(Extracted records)
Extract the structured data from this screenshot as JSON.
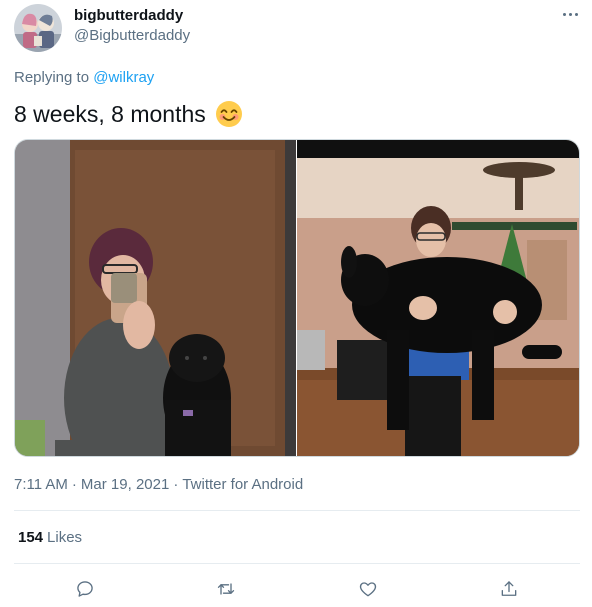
{
  "tweet": {
    "author": {
      "display_name": "bigbutterdaddy",
      "handle": "@Bigbutterdaddy",
      "avatar_icon": "avatar-illustration"
    },
    "more_icon": "more-options-icon",
    "replying_prefix": "Replying to",
    "replying_to": "@wilkray",
    "text": "8 weeks, 8 months",
    "emoji": "smiling-face-with-smiling-eyes",
    "media": [
      {
        "alt": "Selfie in mirror holding phone, black puppy sitting beside"
      },
      {
        "alt": "Person holding a large black dog in a living room with Christmas tree"
      }
    ],
    "timestamp": {
      "time": "7:11 AM",
      "separator": "·",
      "date": "Mar 19, 2021",
      "source": "Twitter for Android"
    },
    "stats": {
      "likes_count": "154",
      "likes_label": "Likes"
    },
    "actions": [
      {
        "name": "reply",
        "icon": "reply-icon"
      },
      {
        "name": "retweet",
        "icon": "retweet-icon"
      },
      {
        "name": "like",
        "icon": "heart-icon"
      },
      {
        "name": "share",
        "icon": "share-icon"
      }
    ],
    "colors": {
      "link": "#1da1f2",
      "secondary_text": "#5b7083",
      "primary_text": "#0f1419",
      "border": "#cfd9de"
    }
  }
}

**WHAT TO PRODUCE:** Print each of the records above exactly as written, leaving no picture in the copy.

**FULL OUTPUT:**
Extract the structured data from this screenshot as JSON.
{
  "tweet": {
    "author": {
      "display_name": "bigbutterdaddy",
      "handle": "@Bigbutterdaddy",
      "avatar_icon": "avatar-illustration"
    },
    "more_icon": "more-options-icon",
    "replying_prefix": "Replying to",
    "replying_to": "@wilkray",
    "text": "8 weeks, 8 months",
    "emoji": "smiling-face-with-smiling-eyes",
    "media": [
      {
        "alt": "Selfie in mirror holding phone, black puppy sitting beside"
      },
      {
        "alt": "Person holding a large black dog in a living room with Christmas tree"
      }
    ],
    "timestamp": {
      "time": "7:11 AM",
      "separator": "·",
      "date": "Mar 19, 2021",
      "source": "Twitter for Android"
    },
    "stats": {
      "likes_count": "154",
      "likes_label": "Likes"
    },
    "actions": [
      {
        "name": "reply",
        "icon": "reply-icon"
      },
      {
        "name": "retweet",
        "icon": "retweet-icon"
      },
      {
        "name": "like",
        "icon": "heart-icon"
      },
      {
        "name": "share",
        "icon": "share-icon"
      }
    ],
    "colors": {
      "link": "#1da1f2",
      "secondary_text": "#5b7083",
      "primary_text": "#0f1419",
      "border": "#cfd9de"
    }
  }
}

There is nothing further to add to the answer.